▶ _Set problem_
Can you quote, word for word, every line from the one with "Give bounding boxes" up to and including the one with "- svg-text:N: N: [676, 0, 687, 16]"?

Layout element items
▶
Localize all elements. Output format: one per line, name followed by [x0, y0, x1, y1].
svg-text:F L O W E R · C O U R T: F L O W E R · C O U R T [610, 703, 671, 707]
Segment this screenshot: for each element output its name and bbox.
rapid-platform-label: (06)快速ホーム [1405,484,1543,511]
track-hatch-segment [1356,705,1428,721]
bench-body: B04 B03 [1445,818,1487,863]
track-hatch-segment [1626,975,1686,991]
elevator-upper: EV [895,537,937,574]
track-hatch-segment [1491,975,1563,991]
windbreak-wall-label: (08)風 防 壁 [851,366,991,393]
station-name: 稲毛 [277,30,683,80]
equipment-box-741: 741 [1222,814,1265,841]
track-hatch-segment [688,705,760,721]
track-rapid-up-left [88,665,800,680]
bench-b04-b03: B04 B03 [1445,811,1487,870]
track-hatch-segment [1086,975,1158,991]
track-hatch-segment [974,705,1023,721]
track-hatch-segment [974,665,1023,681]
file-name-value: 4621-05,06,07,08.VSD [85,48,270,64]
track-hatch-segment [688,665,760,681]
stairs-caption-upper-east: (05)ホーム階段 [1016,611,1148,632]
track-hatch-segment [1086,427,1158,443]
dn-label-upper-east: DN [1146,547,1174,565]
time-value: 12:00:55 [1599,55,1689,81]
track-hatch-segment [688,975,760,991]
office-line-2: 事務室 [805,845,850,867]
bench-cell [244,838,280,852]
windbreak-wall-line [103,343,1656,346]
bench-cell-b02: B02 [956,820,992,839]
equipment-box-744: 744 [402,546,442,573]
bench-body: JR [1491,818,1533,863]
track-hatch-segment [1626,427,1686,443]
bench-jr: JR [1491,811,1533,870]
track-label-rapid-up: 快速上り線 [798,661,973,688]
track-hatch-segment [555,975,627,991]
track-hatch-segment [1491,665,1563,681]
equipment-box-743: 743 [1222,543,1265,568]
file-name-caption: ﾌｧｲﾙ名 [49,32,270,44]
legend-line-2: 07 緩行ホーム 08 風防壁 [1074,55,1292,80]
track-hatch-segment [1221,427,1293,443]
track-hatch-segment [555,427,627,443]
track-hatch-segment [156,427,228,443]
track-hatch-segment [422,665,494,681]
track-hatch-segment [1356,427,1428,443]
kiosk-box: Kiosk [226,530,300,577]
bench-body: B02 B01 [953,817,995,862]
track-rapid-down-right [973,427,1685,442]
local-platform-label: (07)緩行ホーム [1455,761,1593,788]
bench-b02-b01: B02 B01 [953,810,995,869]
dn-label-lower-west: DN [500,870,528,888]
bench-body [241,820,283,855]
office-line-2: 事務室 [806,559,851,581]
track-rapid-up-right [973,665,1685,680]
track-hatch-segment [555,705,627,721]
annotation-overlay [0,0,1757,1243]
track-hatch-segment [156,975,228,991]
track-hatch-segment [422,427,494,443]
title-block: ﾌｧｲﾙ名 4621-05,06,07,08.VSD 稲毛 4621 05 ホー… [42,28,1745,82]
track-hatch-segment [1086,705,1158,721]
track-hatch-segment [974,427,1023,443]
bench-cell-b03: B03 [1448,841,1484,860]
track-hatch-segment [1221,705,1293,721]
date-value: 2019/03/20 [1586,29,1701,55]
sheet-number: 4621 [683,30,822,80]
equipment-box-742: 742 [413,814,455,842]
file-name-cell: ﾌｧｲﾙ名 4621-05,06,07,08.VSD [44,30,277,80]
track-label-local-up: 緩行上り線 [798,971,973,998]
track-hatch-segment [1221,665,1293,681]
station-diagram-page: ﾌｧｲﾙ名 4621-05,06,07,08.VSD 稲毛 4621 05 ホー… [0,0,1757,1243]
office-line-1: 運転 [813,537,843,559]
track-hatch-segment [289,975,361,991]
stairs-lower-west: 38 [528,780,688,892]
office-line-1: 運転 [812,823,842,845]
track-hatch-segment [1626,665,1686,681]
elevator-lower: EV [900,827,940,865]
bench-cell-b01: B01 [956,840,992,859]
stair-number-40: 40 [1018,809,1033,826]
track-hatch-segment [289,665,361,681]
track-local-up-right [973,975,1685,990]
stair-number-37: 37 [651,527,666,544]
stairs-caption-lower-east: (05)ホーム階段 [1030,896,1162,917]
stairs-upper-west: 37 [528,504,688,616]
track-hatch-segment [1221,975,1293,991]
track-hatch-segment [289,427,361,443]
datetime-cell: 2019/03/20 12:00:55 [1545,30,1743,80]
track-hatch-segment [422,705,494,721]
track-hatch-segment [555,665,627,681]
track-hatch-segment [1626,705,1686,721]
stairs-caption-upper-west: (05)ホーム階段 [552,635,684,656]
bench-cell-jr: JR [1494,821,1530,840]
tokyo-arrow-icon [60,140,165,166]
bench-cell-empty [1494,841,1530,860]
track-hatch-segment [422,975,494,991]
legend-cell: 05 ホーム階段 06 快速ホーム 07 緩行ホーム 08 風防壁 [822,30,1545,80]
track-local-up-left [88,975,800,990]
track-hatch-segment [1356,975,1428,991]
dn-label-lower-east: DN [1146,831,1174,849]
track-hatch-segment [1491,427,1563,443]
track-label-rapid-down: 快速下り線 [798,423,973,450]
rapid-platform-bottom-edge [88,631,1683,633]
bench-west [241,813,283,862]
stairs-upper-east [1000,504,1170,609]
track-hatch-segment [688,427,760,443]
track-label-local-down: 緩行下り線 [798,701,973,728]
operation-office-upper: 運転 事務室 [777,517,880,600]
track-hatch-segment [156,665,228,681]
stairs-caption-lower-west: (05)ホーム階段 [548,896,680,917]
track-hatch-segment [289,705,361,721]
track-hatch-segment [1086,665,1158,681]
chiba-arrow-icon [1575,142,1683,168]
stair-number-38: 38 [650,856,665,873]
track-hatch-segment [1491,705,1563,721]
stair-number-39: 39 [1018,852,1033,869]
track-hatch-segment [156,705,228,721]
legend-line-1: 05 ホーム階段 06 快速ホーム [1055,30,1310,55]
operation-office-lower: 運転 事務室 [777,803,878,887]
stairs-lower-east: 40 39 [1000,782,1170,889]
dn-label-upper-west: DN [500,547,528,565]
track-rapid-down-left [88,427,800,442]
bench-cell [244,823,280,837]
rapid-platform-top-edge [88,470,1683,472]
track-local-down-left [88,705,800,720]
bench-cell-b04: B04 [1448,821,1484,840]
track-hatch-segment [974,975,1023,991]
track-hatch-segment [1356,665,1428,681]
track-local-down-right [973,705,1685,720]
◀
▶
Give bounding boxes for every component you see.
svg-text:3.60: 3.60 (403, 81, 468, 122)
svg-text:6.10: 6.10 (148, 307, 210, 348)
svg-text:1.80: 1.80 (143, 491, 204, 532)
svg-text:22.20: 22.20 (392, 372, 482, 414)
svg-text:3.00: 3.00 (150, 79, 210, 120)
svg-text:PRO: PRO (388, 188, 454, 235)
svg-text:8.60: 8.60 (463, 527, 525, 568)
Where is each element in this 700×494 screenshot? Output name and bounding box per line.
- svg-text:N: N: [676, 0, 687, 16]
◀
▶ _Full solution_
Give bounding boxes for every component you see.
svg-text:3.60: 3.60 (403, 81, 468, 122)
svg-text:6.10: 6.10 (148, 307, 210, 348)
svg-text:1.80: 1.80 (143, 491, 204, 532)
svg-text:22.20: 22.20 (392, 372, 482, 414)
svg-text:3.00: 3.00 (150, 79, 210, 120)
svg-text:PRO: PRO (388, 188, 454, 235)
svg-text:8.60: 8.60 (463, 527, 525, 568)
Where is each element in this 700×494 screenshot? Output name and bounding box per line.
- svg-text:N: N: [676, 0, 687, 16]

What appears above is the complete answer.